_Extract_:
* Begin *

= Dedekind zeta function =

Generalization of the Riemann zeta function for algebraic number fields

In mathematics, the Dedekind zeta function of an algebraic number field K, usually denoted $\zeta_K(s)$, is an analytic function that represents information about the ideals in the corresponding number ring, generalizing how the Riemann zeta function $\zeta(s)$ represents information about the factorization of integers.

The Dedekind zeta function generalizes many properties of the Riemann zeta function: it can be defined as a Dirichlet series; it has an analytic continuation to a meromorphic function on the complex plane C with only a simple pole at $s=1$; it has an Euler product expansion; and it satisfies a functional equation. Values of Dedekind zeta functions encode important arithmetic data of K.

The Dedekind zeta function is named for Richard Dedekind, who introduced it in his supplement to Peter Gustav Lejeune Dirichlet's Vorlesungen über Zahlentheorie.

==Motivation==
Unique factorization of non-zero elements into powers of prime elements, which is a fundamental property for usual (rational) integer numbers, generally fails for the ring of integers of an arbitrary number field, which is not necessarily a principal ideal domain (PID) (although Gaussian integers and Eisenstein integers are PIDs).

However, since the ring of integers is a Dedekind ring, uniqueness does hold for non-zero ideals factored into powers of prime ideals. Thus for general number rings, prime ideals rather than prime elements are the main objects of interest. To describe the distribution of prime ideals among all ideals requires a measurement of an ideal's "size". The natural measure is the absolute norm $N$, defined as the cardinality of the quotient ring:
$N(I)=\vert \mathcal{O}_K/I \vert .$
For rational integers, this is equal to the non-negative integer generating the ideal.

* End *

_Objective A_:
Please write out the whole passage on the Dedekind zeta function, word for word.

_Records to process_:
* Begin *

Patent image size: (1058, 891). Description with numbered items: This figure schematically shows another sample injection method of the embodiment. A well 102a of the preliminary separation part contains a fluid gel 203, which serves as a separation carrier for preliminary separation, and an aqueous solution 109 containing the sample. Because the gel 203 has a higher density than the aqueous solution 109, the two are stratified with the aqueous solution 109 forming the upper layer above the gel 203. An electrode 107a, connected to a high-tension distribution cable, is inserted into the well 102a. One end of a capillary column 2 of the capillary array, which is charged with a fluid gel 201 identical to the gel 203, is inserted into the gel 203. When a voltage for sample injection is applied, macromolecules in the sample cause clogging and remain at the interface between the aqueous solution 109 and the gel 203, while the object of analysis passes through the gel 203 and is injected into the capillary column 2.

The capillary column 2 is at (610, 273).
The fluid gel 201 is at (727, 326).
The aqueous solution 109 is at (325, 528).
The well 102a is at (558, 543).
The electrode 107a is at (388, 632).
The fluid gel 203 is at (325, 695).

* End *

_Objective B_:
Starting at the beginning of the records and ending at the line containing "The fluid gel 201 is at (727, 326).", replace "schematically" with "diagrammatically" and leave everything else unchanged; give only those lines.

_Response A_:
= Dedekind zeta function =

Generalization of the Riemann zeta function for algebraic number fields

In mathematics, the Dedekind zeta function of an algebraic number field K, usually denoted $\zeta_K(s)$, is an analytic function that represents information about the ideals in the corresponding number ring, generalizing how the Riemann zeta function $\zeta(s)$ represents information about the factorization of integers.

The Dedekind zeta function generalizes many properties of the Riemann zeta function: it can be defined as a Dirichlet series; it has an analytic continuation to a meromorphic function on the complex plane C with only a simple pole at $s=1$; it has an Euler product expansion; and it satisfies a functional equation. Values of Dedekind zeta functions encode important arithmetic data of K.

The Dedekind zeta function is named for Richard Dedekind, who introduced it in his supplement to Peter Gustav Lejeune Dirichlet's Vorlesungen über Zahlentheorie.

==Motivation==
Unique factorization of non-zero elements into powers of prime elements, which is a fundamental property for usual (rational) integer numbers, generally fails for the ring of integers of an arbitrary number field, which is not necessarily a principal ideal domain (PID) (although Gaussian integers and Eisenstein integers are PIDs).

However, since the ring of integers is a Dedekind ring, uniqueness does hold for non-zero ideals factored into powers of prime ideals. Thus for general number rings, prime ideals rather than prime elements are the main objects of interest. To describe the distribution of prime ideals among all ideals requires a measurement of an ideal's "size". The natural measure is the absolute norm $N$, defined as the cardinality of the quotient ring:
$N(I)=\vert \mathcal{O}_K/I \vert .$
For rational integers, this is equal to the non-negative integer generating the ideal.

_Response B_:
Patent image size: (1058, 891). Description with numbered items: This figure diagrammatically shows another sample injection method of the embodiment. A well 102a of the preliminary separation part contains a fluid gel 203, which serves as a separation carrier for preliminary separation, and an aqueous solution 109 containing the sample. Because the gel 203 has a higher density than the aqueous solution 109, the two are stratified with the aqueous solution 109 forming the upper layer above the gel 203. An electrode 107a, connected to a high-tension distribution cable, is inserted into the well 102a. One end of a capillary column 2 of the capillary array, which is charged with a fluid gel 201 identical to the gel 203, is inserted into the gel 203. When a voltage for sample injection is applied, macromolecules in the sample cause clogging and remain at the interface between the aqueous solution 109 and the gel 203, while the object of analysis passes through the gel 203 and is injected into the capillary column 2.

The capillary column 2 is at (610, 273).
The fluid gel 201 is at (727, 326).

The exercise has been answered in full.